● EXERCISE BRIEF:
Write the records below out again exactly as given, with no images.

[Data excerpts]

__________________________________________________

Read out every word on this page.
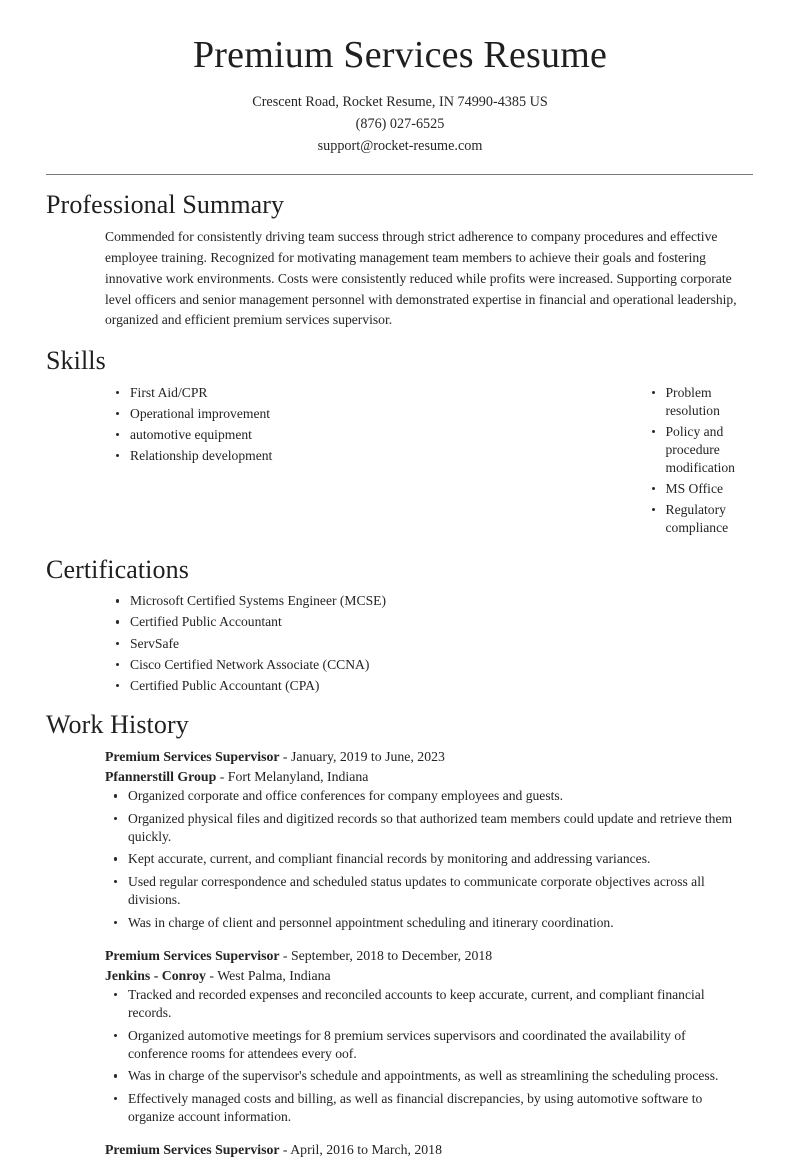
Premium Services Resume

Crescent Road, Rocket Resume, IN 74990-4385 US

(876) 027-6525

support@rocket-resume.com

Professional Summary

Commended for consistently driving team success through strict adherence to company procedures and effective employee training. Recognized for motivating management team members to achieve their goals and fostering innovative work environments. Costs were consistently reduced while profits were increased. Supporting corporate level officers and senior management personnel with demonstrated expertise in financial and operational leadership, organized and efficient premium services supervisor.

Skills
First Aid/CPR
Operational improvement
automotive equipment
Relationship development
Problem resolution
Policy and procedure modification
MS Office
Regulatory compliance
Certifications
Microsoft Certified Systems Engineer (MCSE)
Certified Public Accountant
ServSafe
Cisco Certified Network Associate (CCNA)
Certified Public Accountant (CPA)
Work History
Premium Services Supervisor - January, 2019 to June, 2023
Pfannerstill Group - Fort Melanyland, Indiana
Organized corporate and office conferences for company employees and guests.
Organized physical files and digitized records so that authorized team members could update and retrieve them quickly.
Kept accurate, current, and compliant financial records by monitoring and addressing variances.
Used regular correspondence and scheduled status updates to communicate corporate objectives across all divisions.
Was in charge of client and personnel appointment scheduling and itinerary coordination.
Premium Services Supervisor - September, 2018 to December, 2018
Jenkins - Conroy - West Palma, Indiana
Tracked and recorded expenses and reconciled accounts to keep accurate, current, and compliant financial records.
Organized automotive meetings for 8 premium services supervisors and coordinated the availability of conference rooms for attendees every oof.
Was in charge of the supervisor's schedule and appointments, as well as streamlining the scheduling process.
Effectively managed costs and billing, as well as financial discrepancies, by using automotive software to organize account information.
Premium Services Supervisor - April, 2016 to March, 2018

__________________________________________________

● SOLUTION:
Read out every word on this page.
Premium Services Resume

Crescent Road, Rocket Resume, IN 74990-4385 US

(876) 027-6525

support@rocket-resume.com

Professional Summary

Commended for consistently driving team success through strict adherence to company procedures and effective employee training. Recognized for motivating management team members to achieve their goals and fostering innovative work environments. Costs were consistently reduced while profits were increased. Supporting corporate level officers and senior management personnel with demonstrated expertise in financial and operational leadership, organized and efficient premium services supervisor.

Skills
First Aid/CPR
Operational improvement
automotive equipment
Relationship development
Problem resolution
Policy and procedure modification
MS Office
Regulatory compliance
Certifications
Microsoft Certified Systems Engineer (MCSE)
Certified Public Accountant
ServSafe
Cisco Certified Network Associate (CCNA)
Certified Public Accountant (CPA)
Work History
Premium Services Supervisor - January, 2019 to June, 2023
Pfannerstill Group - Fort Melanyland, Indiana
Organized corporate and office conferences for company employees and guests.
Organized physical files and digitized records so that authorized team members could update and retrieve them quickly.
Kept accurate, current, and compliant financial records by monitoring and addressing variances.
Used regular correspondence and scheduled status updates to communicate corporate objectives across all divisions.
Was in charge of client and personnel appointment scheduling and itinerary coordination.
Premium Services Supervisor - September, 2018 to December, 2018
Jenkins - Conroy - West Palma, Indiana
Tracked and recorded expenses and reconciled accounts to keep accurate, current, and compliant financial records.
Organized automotive meetings for 8 premium services supervisors and coordinated the availability of conference rooms for attendees every oof.
Was in charge of the supervisor's schedule and appointments, as well as streamlining the scheduling process.
Effectively managed costs and billing, as well as financial discrepancies, by using automotive software to organize account information.
Premium Services Supervisor - April, 2016 to March, 2018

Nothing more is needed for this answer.